Each line containing the word "content" must be collected.
━━━━━ Records for processing
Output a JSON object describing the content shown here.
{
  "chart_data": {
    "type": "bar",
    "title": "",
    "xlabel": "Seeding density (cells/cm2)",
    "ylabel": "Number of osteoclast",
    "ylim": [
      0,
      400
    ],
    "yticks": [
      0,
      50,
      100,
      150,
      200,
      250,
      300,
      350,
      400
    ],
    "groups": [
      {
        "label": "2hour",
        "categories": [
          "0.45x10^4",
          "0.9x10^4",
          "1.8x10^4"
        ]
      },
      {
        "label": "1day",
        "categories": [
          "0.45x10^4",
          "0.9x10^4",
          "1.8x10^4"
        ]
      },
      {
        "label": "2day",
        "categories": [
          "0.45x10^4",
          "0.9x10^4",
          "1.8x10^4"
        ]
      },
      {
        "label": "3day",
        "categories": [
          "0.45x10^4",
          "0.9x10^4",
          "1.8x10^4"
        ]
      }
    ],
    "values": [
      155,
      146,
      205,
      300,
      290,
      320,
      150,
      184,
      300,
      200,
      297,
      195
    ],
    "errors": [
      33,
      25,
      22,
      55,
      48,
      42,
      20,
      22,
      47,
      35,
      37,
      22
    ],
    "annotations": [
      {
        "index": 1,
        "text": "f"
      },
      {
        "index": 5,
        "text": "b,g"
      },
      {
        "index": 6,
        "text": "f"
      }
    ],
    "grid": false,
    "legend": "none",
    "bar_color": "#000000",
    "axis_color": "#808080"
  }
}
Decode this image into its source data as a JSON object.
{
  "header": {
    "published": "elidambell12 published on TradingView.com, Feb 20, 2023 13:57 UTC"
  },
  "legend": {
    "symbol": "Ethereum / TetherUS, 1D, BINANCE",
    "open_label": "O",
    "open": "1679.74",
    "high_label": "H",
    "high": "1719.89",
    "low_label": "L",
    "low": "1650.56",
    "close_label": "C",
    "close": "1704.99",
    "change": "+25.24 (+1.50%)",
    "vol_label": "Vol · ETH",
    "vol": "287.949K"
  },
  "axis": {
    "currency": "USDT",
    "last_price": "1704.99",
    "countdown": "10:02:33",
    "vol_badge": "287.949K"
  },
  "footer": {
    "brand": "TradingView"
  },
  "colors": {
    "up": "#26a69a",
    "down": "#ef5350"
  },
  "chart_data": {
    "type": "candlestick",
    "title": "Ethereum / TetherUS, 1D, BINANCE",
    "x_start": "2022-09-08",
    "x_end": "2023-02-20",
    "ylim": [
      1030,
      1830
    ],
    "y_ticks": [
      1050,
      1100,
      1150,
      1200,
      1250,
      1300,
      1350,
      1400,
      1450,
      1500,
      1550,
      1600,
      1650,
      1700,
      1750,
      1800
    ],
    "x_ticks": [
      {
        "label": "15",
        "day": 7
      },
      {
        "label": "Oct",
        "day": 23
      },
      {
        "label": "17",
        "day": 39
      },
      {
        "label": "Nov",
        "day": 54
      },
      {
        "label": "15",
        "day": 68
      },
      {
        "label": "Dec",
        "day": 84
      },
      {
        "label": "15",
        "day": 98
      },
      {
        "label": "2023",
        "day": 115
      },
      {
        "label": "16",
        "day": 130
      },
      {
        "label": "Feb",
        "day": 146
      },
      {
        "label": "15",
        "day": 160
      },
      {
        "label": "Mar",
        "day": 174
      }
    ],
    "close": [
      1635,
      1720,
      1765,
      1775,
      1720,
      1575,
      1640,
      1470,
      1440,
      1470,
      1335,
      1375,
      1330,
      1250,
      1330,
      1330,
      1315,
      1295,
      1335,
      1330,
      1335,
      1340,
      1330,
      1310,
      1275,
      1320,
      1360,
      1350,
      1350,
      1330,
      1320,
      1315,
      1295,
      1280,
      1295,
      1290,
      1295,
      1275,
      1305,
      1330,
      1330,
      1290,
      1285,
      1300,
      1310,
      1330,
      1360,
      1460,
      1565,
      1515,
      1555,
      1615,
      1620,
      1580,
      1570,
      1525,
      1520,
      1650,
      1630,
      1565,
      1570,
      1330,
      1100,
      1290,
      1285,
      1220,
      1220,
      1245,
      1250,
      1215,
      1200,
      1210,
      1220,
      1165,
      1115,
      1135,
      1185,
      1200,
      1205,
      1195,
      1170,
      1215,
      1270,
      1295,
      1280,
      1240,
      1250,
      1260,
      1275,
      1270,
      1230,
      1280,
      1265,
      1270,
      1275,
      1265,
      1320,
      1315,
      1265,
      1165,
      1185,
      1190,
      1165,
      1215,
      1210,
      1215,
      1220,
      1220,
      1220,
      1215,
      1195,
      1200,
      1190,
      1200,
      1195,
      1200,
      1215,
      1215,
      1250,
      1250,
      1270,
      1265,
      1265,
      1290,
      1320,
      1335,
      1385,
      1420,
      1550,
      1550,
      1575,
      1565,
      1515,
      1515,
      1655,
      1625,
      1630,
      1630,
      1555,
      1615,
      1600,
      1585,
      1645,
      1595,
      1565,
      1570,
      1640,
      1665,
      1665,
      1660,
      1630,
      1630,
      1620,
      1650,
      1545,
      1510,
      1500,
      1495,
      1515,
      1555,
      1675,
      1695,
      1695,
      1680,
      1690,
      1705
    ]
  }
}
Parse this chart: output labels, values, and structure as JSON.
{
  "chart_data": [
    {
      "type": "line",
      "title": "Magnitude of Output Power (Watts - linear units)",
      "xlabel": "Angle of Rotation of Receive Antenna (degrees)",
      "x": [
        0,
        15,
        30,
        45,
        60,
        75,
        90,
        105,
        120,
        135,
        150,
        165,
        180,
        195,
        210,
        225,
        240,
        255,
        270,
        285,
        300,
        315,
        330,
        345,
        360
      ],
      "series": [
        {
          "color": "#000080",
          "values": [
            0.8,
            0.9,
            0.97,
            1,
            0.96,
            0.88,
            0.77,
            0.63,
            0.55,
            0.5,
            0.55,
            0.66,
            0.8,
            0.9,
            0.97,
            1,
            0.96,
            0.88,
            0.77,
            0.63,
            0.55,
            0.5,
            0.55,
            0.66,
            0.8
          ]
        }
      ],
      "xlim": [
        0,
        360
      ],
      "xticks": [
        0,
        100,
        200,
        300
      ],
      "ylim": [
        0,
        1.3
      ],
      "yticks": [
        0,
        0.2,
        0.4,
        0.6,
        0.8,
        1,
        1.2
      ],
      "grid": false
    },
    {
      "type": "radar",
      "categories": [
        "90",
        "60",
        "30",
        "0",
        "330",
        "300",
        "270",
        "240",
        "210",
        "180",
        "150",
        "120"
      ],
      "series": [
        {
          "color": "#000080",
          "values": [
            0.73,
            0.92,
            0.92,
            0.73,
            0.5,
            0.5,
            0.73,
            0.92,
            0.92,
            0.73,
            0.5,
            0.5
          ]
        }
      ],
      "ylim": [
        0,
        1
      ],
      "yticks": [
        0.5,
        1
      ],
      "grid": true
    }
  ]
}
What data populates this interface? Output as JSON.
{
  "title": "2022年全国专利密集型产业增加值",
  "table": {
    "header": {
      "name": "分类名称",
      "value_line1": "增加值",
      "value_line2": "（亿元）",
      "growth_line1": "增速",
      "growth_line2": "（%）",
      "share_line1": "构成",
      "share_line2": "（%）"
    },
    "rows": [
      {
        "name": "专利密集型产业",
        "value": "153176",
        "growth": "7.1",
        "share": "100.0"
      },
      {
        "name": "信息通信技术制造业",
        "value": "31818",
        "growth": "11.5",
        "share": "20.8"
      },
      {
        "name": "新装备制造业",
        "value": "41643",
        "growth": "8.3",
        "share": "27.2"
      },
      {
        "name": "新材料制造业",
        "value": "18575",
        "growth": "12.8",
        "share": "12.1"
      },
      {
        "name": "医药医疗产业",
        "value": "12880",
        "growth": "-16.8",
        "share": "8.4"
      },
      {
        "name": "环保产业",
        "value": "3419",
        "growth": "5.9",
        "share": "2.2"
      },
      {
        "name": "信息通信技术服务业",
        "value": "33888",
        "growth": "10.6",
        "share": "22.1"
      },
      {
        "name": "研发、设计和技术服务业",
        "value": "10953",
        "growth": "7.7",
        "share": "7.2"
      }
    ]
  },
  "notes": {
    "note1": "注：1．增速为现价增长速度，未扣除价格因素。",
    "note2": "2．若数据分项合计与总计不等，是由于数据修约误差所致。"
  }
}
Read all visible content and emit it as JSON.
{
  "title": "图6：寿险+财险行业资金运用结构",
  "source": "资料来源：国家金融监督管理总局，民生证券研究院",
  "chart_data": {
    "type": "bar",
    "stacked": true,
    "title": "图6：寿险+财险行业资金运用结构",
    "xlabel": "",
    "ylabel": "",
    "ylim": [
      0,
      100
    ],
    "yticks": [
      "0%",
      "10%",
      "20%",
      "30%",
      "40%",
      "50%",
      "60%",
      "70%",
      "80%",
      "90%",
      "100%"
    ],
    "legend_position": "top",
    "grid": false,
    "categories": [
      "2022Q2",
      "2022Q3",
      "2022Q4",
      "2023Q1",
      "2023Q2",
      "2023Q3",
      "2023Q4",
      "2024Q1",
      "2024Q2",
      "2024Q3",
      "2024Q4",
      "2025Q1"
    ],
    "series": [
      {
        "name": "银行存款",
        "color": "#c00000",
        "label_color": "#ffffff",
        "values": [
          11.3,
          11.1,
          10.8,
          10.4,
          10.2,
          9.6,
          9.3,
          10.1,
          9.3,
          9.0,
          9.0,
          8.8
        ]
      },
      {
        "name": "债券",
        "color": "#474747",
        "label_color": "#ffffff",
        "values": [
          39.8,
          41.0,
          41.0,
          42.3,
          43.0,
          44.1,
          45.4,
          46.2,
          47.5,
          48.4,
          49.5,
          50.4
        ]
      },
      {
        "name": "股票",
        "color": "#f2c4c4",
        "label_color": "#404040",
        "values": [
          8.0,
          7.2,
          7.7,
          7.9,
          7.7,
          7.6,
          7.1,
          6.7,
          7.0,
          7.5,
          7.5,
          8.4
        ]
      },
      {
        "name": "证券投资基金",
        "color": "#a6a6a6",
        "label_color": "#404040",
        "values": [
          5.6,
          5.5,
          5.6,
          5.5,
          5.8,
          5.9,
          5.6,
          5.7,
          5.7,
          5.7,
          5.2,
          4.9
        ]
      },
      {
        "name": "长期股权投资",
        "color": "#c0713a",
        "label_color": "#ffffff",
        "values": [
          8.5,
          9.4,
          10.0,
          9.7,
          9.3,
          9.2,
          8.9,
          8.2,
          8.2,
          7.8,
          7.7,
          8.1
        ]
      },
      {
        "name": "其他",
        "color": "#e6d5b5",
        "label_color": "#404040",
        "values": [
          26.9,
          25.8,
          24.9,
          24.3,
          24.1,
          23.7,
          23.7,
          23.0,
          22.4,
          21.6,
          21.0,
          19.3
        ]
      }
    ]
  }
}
━━━━━━━━━━
Exercise output
Output a JSON object describing the content shown here.
Read all visible content and emit it as JSON.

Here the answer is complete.